=== Selezione ===

╭──

Con Melville nella Repubblica Rivoltocratica delle Encantades

venerdì 19 dicembre 2025


“Prendete venticinque mucchi di cenere, gettati qua e là su un terreno ai margini della città, immaginate che alcuni di questi si innalzino come montagne, e che il terreno sia il mare, e avrete un’idea adeguata dell’aspetto generale delle Encantadas, o Isole Incantate. Un gruppo di vulcani spenti più che isole, molto simile a quello che potrebbe essere il mondo dopo una conflagrazione punitiva”.

Con questa raffigurazione perentoria e magistrale iniziano i racconti incatenati che sono racchiusi in queste Isole Incantate, dove la signora Natura regna sovrana esibendo l’ostinazione a sopravvivere di coriacee forme di vita. Si tratta di racconti piuttosto brevi, che costituiscono in una forma sintetica quanto incisiva un’ulteriore testimonianza dello sguardo tragicamente puro con cui Herman Melville vede la natura e tutto ciò che in essa si fa allegoria di un senso.

Come osserva il curatore di questa traduzione italiana, Cristiano Spila, Melville rappresenta qui luoghi che hanno l’aspetto di “un mondo dopo la caduta”, su cui incombono i segni non solo di molti naufragi reali, ma anche di quello metaforico dell’intera umanità. Descrivendo i paesaggi cosparsi dai detriti e dagli avanzi di quella che sembra una civiltà ormai trascorsa, soffermandosi sui suoi aridi resti che, come schegge inerti di un vago trapassato remoto, evocano un futuro anteriore non meno desolato, Melville riesce a provocare un cortocircuito del tempo che si riflette in una natura condannata e immota.

╰──

=== Righe di dati ===
╭──

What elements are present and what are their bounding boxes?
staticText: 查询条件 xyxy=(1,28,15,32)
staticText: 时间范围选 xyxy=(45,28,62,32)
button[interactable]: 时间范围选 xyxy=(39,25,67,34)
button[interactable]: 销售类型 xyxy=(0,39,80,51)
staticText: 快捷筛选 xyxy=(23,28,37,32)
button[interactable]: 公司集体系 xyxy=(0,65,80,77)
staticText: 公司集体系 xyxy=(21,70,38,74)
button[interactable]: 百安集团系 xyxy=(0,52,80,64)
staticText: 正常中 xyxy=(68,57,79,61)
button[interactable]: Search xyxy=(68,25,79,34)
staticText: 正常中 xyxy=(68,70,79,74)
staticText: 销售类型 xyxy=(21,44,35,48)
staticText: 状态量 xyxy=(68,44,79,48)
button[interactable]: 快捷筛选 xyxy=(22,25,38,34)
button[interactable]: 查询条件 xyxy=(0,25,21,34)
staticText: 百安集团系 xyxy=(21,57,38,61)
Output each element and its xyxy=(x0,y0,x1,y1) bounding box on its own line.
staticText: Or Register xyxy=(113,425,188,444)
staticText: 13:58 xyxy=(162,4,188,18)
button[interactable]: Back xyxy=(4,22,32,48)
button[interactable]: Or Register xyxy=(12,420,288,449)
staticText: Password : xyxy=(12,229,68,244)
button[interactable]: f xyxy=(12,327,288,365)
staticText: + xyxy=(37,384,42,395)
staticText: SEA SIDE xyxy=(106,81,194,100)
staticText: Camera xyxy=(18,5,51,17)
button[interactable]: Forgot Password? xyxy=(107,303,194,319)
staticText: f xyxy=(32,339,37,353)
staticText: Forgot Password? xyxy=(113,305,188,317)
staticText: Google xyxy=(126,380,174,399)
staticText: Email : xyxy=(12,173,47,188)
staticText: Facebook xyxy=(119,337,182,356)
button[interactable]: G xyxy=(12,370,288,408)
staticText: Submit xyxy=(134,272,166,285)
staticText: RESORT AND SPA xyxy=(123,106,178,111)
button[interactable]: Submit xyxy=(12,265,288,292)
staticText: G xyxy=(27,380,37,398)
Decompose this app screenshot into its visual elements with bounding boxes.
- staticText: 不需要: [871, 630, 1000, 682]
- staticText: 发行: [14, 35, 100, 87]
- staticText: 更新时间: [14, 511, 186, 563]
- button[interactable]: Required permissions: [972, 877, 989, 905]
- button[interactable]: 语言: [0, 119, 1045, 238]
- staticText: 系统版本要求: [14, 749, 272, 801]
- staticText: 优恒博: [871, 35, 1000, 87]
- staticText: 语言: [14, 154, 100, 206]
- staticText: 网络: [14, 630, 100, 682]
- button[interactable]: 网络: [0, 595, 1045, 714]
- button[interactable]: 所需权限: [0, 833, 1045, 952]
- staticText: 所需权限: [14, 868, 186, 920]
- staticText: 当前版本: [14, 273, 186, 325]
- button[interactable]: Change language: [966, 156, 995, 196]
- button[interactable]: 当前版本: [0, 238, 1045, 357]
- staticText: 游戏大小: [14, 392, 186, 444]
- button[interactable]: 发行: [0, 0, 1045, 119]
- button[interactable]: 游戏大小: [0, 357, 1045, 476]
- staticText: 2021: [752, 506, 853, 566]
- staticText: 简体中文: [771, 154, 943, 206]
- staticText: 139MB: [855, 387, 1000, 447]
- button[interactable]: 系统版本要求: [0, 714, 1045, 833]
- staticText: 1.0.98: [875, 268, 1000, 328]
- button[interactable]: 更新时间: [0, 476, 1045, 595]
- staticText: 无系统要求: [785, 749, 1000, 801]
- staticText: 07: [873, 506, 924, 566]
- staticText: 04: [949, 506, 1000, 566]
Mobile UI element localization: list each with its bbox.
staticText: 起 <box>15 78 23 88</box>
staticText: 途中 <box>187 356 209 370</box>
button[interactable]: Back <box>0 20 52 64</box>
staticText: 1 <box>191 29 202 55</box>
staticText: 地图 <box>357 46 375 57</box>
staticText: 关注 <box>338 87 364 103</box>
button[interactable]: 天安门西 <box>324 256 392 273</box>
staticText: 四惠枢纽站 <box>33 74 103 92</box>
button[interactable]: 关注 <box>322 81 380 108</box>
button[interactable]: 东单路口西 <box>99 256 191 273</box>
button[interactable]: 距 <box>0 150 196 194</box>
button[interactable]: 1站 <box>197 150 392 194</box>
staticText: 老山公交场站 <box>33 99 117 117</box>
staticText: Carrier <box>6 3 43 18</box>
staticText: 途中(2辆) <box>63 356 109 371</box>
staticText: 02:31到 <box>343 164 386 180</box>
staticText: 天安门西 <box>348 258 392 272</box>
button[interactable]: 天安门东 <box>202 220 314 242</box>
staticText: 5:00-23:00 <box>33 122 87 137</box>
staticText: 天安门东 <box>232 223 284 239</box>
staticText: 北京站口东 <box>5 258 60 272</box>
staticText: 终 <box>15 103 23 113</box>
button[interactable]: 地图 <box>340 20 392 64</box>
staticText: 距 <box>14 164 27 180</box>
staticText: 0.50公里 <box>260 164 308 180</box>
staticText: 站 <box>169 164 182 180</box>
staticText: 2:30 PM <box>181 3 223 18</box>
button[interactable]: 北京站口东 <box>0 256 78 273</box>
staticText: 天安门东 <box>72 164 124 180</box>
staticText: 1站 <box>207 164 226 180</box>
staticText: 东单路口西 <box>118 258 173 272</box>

╰──

=== Obiettivo ===
Nella selezione dedicata alle Encantadas di Melville, chi è indicato come curatore della traduzione italiana?

=== Soluzione ===
Cristiano Spila.